--- start Records supplied ---

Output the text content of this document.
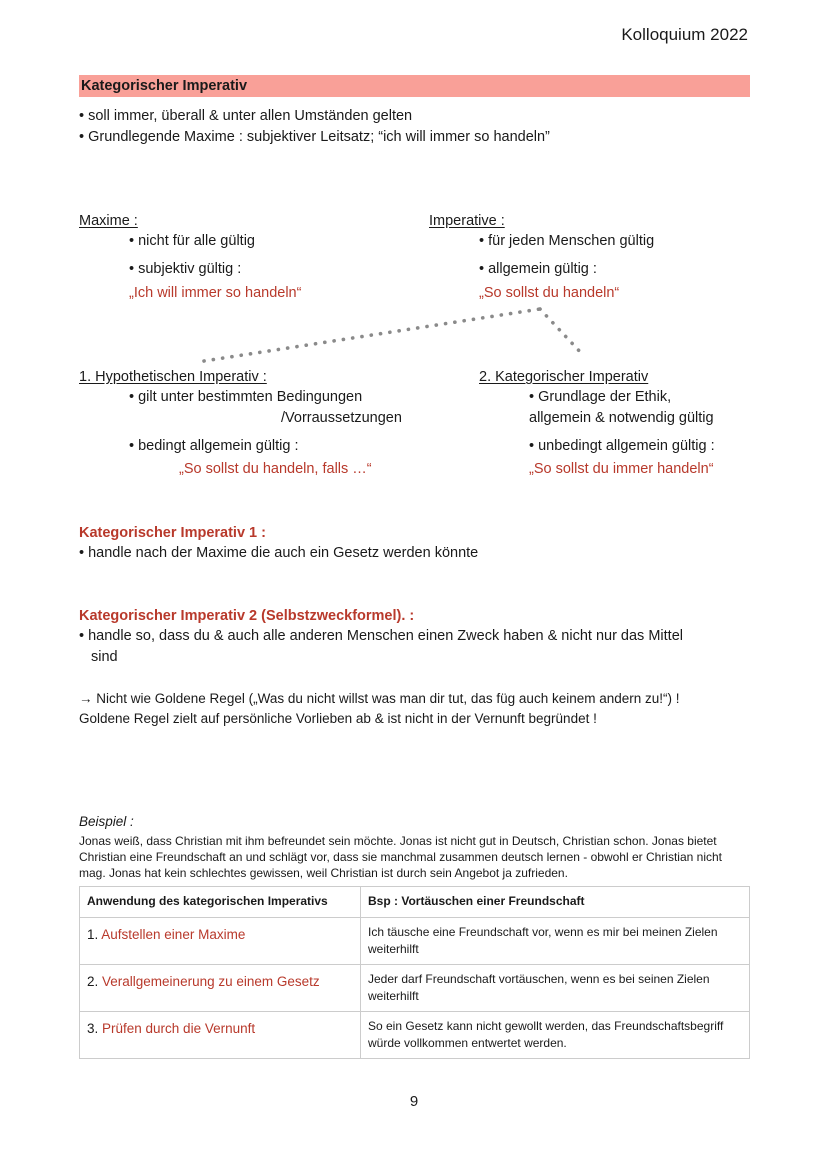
Kolloquium 2022
Kategorischer Imperativ
• soll immer, überall & unter allen Umständen gelten
• Grundlegende Maxime : subjektiver Leitsatz; “ich will immer so handeln”
Maxime :
• nicht für alle gültig
• subjektiv gültig :
„Ich will immer so handeln“
Imperative :
• für jeden Menschen gültig
• allgemein gültig :
„So sollst du handeln“
1. Hypothetischen Imperativ :
• gilt unter bestimmten Bedingungen
/Vorraussetzungen
• bedingt allgemein gültig :
„So sollst du handeln, falls …“
2. Kategorischer Imperativ
• Grundlage der Ethik,
allgemein & notwendig gültig
• unbedingt allgemein gültig :
„So sollst du immer handeln“
Kategorischer Imperativ 1 :
• handle nach der Maxime die auch ein Gesetz werden könnte
Kategorischer Imperativ 2 (Selbstzweckformel). :
• handle so, dass du & auch alle anderen Menschen einen Zweck haben & nicht nur das Mittel
sind
→ Nicht wie Goldene Regel („Was du nicht willst was man dir tut, das füg auch keinem andern zu!“) !
Goldene Regel zielt auf persönliche Vorlieben ab & ist nicht in der Vernunft begründet !
Beispiel :
Jonas weiß, dass Christian mit ihm befreundet sein möchte. Jonas ist nicht gut in Deutsch, Christian schon. Jonas bietet
Christian eine Freundschaft an und schlägt vor, dass sie manchmal zusammen deutsch lernen - obwohl er Christian nicht
mag. Jonas hat kein schlechtes gewissen, weil Christian ist durch sein Angebot ja zufrieden.
Anwendung des kategorischen Imperativs	Bsp : Vortäuschen einer Freundschaft
1. Aufstellen einer Maxime	Ich täusche eine Freundschaft vor, wenn es mir bei meinen Zielen weiterhilft
2. Verallgemeinerung zu einem Gesetz	Jeder darf Freundschaft vortäuschen, wenn es bei seinen Zielen weiterhilft
3. Prüfen durch die Vernunft	So ein Gesetz kann nicht gewollt werden, das Freundschaftsbegriff würde vollkommen entwertet werden.
9
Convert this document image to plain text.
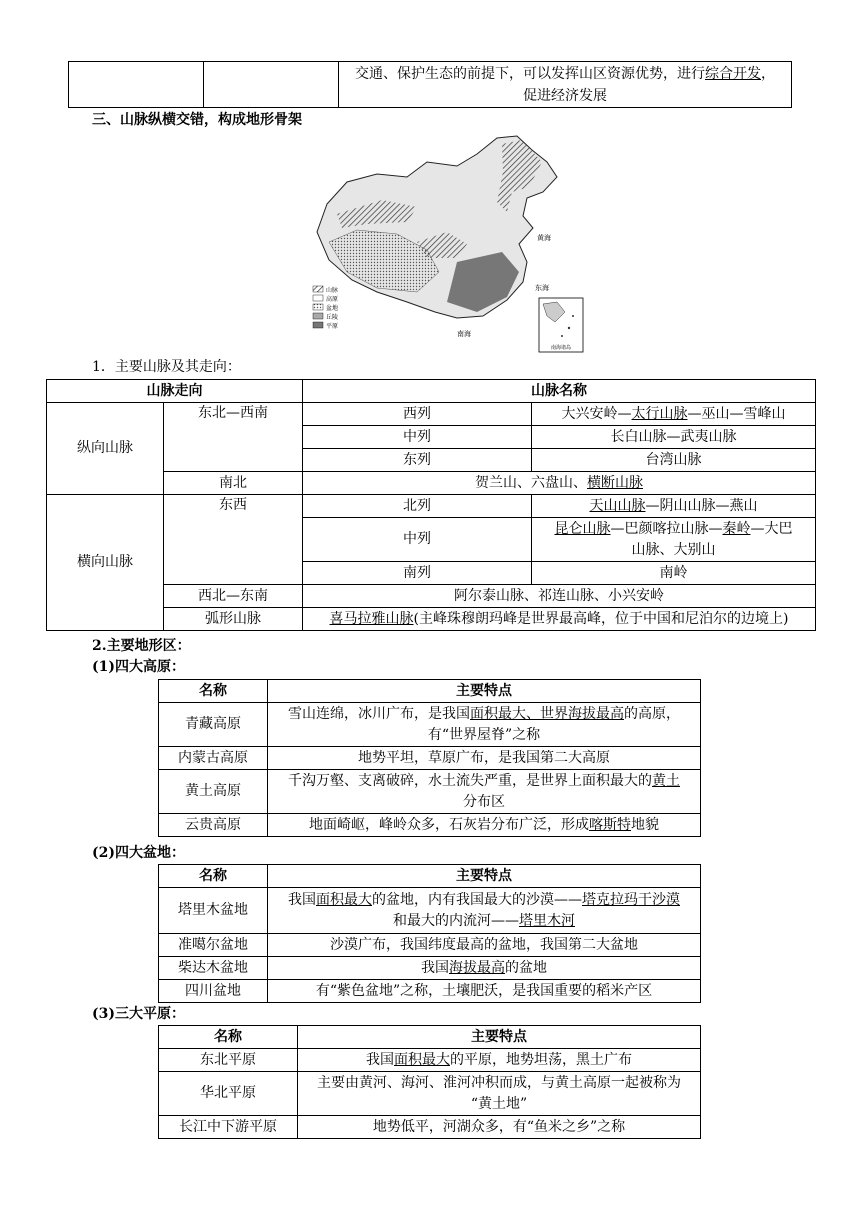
		交通、保护生态的前提下，可以发挥山区资源优势，进行综合开发，
促进经济发展
三、山脉纵横交错，构成地形骨架
山脉
高原
盆地
丘陵
平原
东海
南海
黄海
南海诸岛
1．主要山脉及其走向：
山脉走向		山脉名称	
纵向山脉	东北—西南	西列	大兴安岭—太行山脉—巫山—雪峰山
		中列	长白山脉—武夷山脉
		东列	台湾山脉
	南北	贺兰山、六盘山、横断山脉	
横向山脉	东西	北列	天山山脉—阴山山脉—燕山
		中列	昆仑山脉—巴颜喀拉山脉—秦岭—大巴
山脉、大别山
		南列	南岭
	西北—东南	阿尔泰山脉、祁连山脉、小兴安岭	
	弧形山脉	喜马拉雅山脉(主峰珠穆朗玛峰是世界最高峰，位于中国和尼泊尔的边境上)	
2.主要地形区：
(1)四大高原：
名称	主要特点
青藏高原	雪山连绵，冰川广布，是我国面积最大、世界海拔最高的高原，
有“世界屋脊”之称
内蒙古高原	地势平坦，草原广布，是我国第二大高原
黄土高原	千沟万壑、支离破碎，水土流失严重，是世界上面积最大的黄土
分布区
云贵高原	地面崎岖，峰岭众多，石灰岩分布广泛，形成喀斯特地貌
(2)四大盆地：
名称	主要特点
塔里木盆地	我国面积最大的盆地，内有我国最大的沙漠——塔克拉玛干沙漠
和最大的内流河——塔里木河
准噶尔盆地	沙漠广布，我国纬度最高的盆地，我国第二大盆地
柴达木盆地	我国海拔最高的盆地
四川盆地	有“紫色盆地”之称，土壤肥沃，是我国重要的稻米产区
(3)三大平原：
名称	主要特点
东北平原	我国面积最大的平原，地势坦荡，黑土广布
华北平原	主要由黄河、海河、淮河冲积而成，与黄土高原一起被称为
“黄土地”
长江中下游平原	地势低平，河湖众多，有“鱼米之乡”之称
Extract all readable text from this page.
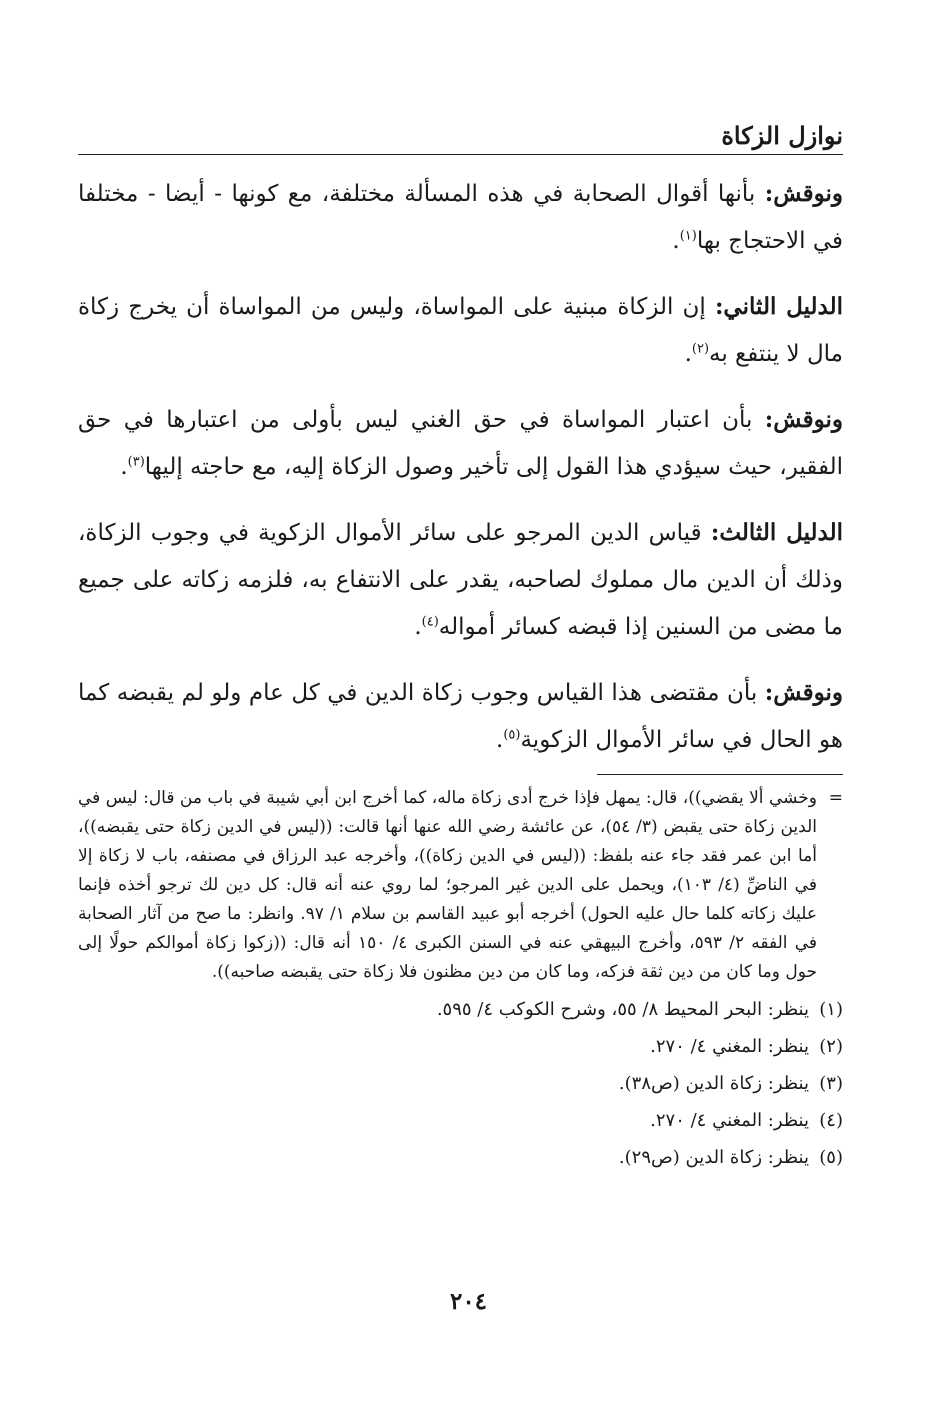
نوازل الزكاة

ونوقش: بأنها أقوال الصحابة في هذه المسألة مختلفة، مع كونها - أيضا - مختلفا في الاحتجاج بها$^{(١)}$.

الدليل الثاني: إن الزكاة مبنية على المواساة، وليس من المواساة أن يخرج زكاة مال لا ينتفع به$^{(٢)}$.

ونوقش: بأن اعتبار المواساة في حق الغني ليس بأولى من اعتبارها في حق الفقير، حيث سيؤدي هذا القول إلى تأخير وصول الزكاة إليه، مع حاجته إليها$^{(٣)}$.

الدليل الثالث: قياس الدين المرجو على سائر الأموال الزكوية في وجوب الزكاة، وذلك أن الدين مال مملوك لصاحبه، يقدر على الانتفاع به، فلزمه زكاته على جميع ما مضى من السنين إذا قبضه كسائر أمواله$^{(٤)}$.

ونوقش: بأن مقتضى هذا القياس وجوب زكاة الدين في كل عام ولو لم يقبضه كما هو الحال في سائر الأموال الزكوية$^{(٥)}$.

=
وخشي ألا يقضي))، قال: يمهل فإذا خرج أدى زكاة ماله، كما أخرج ابن أبي شيبة في باب من قال: ليس في الدين زكاة حتى يقبض (٣/ ٥٤)، عن عائشة رضي الله عنها أنها قالت: ((ليس في الدين زكاة حتى يقبضه))، أما ابن عمر فقد جاء عنه بلفظ: ((ليس في الدين زكاة))، وأخرجه عبد الرزاق في مصنفه، باب لا زكاة إلا في الناضِّ (٤/ ١٠٣)، ويحمل على الدين غير المرجو؛ لما روي عنه أنه قال: كل دين لك ترجو أخذه فإنما عليك زكاته كلما حال عليه الحول) أخرجه أبو عبيد القاسم بن سلام ١/ ٩٧. وانظر: ما صح من آثار الصحابة في الفقه ٢/ ٥٩٣، وأخرج البيهقي عنه في السنن الكبرى ٤/ ١٥٠ أنه قال: ((زكوا زكاة أموالكم حولًا إلى حول وما كان من دين ثقة فزكه، وما كان من دين مظنون فلا زكاة حتى يقبضه صاحبه)).
(١)
ينظر: البحر المحيط ٨/ ٥٥، وشرح الكوكب ٤/ ٥٩٥.
(٢)
ينظر: المغني ٤/ ٢٧٠.
(٣)
ينظر: زكاة الدين (ص٣٨).
(٤)
ينظر: المغني ٤/ ٢٧٠.
(٥)
ينظر: زكاة الدين (ص٢٩).
٢٠٤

--- end Records supplied ---

▸ **Task brief**
Select all lines in the listing that include the word "gültig".

▸ **Result of this task**
• nicht für alle gültig
• subjektiv gültig :
• für jeden Menschen gültig
• allgemein gültig :
• bedingt allgemein gültig :
allgemein & notwendig gültig
• unbedingt allgemein gültig :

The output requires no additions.